● Task statement:
Gather all lines in the entries that include the word "prezzo".

Entries taken from a collection:
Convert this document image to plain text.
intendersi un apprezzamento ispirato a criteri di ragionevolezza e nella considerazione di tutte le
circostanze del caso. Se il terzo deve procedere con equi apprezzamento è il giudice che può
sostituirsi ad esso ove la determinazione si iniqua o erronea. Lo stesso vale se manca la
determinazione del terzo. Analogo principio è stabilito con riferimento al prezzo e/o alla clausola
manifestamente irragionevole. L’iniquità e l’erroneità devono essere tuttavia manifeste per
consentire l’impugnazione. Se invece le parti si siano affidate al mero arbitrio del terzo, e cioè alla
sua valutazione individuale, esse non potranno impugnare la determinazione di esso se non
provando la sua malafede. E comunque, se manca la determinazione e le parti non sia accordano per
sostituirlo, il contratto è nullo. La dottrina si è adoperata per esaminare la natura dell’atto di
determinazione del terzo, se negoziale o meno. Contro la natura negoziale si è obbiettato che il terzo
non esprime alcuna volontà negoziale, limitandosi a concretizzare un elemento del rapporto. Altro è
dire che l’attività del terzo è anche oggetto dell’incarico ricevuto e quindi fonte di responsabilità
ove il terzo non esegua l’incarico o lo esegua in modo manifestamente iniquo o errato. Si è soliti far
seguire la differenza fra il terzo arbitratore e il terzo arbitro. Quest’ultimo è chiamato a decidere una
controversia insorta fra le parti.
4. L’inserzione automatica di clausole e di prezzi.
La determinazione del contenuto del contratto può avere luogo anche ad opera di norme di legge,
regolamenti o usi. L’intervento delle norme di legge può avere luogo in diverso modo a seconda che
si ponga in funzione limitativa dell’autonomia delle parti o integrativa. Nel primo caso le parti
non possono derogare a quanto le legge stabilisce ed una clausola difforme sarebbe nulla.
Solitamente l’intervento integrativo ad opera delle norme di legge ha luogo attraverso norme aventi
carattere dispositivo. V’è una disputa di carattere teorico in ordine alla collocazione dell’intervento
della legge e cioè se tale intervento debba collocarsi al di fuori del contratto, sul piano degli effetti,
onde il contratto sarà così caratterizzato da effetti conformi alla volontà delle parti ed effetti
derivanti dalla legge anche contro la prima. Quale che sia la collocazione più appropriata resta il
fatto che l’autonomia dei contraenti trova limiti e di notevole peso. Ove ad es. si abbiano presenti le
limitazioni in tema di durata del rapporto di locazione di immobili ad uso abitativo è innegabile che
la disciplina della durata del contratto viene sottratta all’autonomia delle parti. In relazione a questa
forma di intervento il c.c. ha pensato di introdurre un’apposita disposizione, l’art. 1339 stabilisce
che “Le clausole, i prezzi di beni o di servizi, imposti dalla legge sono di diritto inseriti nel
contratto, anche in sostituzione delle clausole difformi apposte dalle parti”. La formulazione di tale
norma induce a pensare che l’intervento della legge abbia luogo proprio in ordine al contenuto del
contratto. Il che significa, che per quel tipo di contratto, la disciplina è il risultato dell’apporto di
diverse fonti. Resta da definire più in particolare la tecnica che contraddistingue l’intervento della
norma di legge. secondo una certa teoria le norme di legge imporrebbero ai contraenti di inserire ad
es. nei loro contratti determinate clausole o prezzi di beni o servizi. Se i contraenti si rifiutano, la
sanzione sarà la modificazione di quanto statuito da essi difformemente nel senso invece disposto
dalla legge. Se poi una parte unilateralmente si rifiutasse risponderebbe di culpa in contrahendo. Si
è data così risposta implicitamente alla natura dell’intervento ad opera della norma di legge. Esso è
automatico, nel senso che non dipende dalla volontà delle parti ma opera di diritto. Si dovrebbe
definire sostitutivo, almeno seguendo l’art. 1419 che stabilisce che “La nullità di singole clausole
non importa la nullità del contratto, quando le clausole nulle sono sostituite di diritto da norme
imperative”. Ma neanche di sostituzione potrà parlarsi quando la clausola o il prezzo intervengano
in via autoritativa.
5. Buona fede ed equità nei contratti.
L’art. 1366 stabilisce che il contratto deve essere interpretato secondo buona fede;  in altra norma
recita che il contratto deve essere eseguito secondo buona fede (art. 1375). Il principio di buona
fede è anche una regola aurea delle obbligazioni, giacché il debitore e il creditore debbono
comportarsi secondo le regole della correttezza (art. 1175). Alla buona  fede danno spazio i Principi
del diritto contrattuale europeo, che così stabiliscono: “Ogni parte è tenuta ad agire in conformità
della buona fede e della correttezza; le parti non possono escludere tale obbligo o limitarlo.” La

● The reply:
determinazione del terzo. Analogo principio è stabilito con riferimento al prezzo e/o alla clausola
imperative”. Ma neanche di sostituzione potrà parlarsi quando la clausola o il prezzo intervengano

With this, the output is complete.